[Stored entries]
- - - - - - -

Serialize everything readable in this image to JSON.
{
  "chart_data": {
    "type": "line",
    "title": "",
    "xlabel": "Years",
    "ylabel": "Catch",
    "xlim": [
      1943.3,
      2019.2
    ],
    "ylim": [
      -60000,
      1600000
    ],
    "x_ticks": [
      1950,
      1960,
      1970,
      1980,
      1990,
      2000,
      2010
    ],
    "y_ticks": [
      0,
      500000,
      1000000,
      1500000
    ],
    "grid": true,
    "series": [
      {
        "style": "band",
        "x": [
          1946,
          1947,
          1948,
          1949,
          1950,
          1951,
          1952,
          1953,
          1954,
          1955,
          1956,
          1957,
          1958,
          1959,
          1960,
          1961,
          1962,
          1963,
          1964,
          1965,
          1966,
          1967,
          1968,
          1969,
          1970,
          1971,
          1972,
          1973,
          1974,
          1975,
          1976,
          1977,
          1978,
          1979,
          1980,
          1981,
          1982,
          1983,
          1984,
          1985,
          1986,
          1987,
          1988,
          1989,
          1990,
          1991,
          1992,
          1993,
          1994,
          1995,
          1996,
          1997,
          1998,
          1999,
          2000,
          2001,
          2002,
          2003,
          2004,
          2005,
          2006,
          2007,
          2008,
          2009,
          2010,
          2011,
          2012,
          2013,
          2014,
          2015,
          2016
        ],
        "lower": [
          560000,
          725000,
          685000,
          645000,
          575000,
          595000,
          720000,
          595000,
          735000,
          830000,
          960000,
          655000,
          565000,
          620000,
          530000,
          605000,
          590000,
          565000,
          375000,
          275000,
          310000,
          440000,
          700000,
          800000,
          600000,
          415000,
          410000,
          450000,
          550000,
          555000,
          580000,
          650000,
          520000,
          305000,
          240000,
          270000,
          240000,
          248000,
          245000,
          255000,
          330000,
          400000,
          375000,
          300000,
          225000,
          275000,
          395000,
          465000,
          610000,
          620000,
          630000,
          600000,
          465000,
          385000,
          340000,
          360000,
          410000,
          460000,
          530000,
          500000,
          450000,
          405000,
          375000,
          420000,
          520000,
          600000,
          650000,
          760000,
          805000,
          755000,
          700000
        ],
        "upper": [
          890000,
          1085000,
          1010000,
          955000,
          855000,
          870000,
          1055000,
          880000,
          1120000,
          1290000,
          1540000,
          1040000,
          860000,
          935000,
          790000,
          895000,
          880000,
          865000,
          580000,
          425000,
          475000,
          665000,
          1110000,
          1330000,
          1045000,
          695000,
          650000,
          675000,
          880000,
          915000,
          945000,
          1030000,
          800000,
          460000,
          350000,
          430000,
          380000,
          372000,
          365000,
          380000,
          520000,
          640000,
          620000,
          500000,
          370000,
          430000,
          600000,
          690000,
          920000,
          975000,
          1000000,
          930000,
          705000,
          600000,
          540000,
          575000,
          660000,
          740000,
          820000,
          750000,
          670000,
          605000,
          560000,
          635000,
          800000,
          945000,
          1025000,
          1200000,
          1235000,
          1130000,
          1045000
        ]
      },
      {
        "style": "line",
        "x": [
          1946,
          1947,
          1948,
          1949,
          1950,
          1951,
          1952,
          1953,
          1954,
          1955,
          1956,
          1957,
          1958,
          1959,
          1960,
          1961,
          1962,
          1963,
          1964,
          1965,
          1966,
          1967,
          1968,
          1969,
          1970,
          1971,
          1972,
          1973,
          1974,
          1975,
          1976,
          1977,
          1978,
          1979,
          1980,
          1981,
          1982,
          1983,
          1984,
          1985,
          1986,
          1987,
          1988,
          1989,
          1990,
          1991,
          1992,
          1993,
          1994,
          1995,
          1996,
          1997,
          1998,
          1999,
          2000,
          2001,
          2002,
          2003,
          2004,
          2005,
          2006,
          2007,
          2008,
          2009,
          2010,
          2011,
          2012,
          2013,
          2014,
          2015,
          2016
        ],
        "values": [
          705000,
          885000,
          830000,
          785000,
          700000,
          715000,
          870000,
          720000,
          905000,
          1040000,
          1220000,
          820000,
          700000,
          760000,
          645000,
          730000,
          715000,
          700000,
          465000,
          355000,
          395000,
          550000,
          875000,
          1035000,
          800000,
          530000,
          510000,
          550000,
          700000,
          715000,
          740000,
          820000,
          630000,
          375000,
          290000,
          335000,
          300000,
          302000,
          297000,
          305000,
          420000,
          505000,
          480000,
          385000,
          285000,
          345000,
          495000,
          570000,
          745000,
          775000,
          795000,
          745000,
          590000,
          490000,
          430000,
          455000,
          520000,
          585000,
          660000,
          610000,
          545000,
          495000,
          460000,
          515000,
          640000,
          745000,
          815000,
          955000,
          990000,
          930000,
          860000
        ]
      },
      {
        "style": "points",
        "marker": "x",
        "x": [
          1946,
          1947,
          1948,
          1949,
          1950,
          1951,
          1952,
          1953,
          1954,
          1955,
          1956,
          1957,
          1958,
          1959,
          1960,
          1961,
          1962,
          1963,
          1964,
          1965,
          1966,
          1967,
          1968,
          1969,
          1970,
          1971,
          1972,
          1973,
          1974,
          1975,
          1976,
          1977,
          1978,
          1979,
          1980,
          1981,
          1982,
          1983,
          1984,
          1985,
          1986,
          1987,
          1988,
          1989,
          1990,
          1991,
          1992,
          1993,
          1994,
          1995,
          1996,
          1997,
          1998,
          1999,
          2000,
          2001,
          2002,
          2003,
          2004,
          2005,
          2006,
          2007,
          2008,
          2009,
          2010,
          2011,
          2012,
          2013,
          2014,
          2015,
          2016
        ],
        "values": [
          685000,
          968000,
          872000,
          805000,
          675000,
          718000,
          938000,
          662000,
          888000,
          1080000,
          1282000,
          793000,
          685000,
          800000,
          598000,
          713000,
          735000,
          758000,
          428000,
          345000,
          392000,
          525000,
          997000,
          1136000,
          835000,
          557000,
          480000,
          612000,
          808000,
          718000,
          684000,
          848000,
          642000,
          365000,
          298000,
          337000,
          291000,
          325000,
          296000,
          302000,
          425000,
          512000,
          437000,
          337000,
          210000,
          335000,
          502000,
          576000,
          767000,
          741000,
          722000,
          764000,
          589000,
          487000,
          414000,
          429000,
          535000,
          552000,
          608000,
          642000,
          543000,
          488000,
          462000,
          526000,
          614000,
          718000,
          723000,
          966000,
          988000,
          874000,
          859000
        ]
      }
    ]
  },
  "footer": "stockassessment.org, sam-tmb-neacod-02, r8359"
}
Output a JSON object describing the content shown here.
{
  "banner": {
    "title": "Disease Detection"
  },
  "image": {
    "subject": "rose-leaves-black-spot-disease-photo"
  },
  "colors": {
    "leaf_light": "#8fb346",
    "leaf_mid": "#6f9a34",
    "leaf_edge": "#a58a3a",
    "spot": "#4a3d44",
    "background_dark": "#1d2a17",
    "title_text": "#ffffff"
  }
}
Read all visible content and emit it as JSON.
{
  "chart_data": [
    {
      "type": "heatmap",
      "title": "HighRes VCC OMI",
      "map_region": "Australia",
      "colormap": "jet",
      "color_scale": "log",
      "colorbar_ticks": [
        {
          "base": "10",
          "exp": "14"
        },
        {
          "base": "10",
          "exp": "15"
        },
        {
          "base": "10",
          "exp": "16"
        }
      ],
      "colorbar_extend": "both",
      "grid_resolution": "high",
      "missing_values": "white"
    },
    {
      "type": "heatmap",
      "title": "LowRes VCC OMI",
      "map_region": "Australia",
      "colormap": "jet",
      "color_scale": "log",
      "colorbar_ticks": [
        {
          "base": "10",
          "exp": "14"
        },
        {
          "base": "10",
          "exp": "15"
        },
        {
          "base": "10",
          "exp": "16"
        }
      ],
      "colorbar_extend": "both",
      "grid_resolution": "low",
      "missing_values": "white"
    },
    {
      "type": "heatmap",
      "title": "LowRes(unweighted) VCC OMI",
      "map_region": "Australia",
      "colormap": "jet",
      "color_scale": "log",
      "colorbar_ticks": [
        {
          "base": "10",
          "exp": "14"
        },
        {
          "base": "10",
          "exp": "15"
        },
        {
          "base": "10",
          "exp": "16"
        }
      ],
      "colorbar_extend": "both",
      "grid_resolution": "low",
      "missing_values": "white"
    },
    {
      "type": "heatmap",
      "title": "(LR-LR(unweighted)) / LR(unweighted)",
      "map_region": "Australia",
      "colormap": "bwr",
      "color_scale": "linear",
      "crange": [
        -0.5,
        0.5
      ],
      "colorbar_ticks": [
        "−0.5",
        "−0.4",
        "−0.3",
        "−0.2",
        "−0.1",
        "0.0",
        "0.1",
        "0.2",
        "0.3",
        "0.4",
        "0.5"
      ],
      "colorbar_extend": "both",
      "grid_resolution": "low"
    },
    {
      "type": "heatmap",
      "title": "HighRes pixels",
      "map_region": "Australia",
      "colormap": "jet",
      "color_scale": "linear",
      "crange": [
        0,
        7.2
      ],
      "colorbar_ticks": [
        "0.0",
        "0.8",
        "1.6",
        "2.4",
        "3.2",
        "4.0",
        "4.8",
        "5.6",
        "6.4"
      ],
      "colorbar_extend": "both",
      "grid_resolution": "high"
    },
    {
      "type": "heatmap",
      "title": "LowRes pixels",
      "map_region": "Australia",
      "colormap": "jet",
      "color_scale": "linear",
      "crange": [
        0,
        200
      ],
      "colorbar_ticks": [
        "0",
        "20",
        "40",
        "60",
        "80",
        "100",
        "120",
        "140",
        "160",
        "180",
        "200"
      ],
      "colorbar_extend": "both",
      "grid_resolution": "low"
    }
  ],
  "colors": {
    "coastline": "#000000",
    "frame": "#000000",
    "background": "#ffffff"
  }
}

- - - - - - -

From the data above, copy out every line with the string "LowRes" in it.

### Exercise answer:
      "title": "LowRes VCC OMI",
      "title": "LowRes(unweighted) VCC OMI",
      "title": "LowRes pixels",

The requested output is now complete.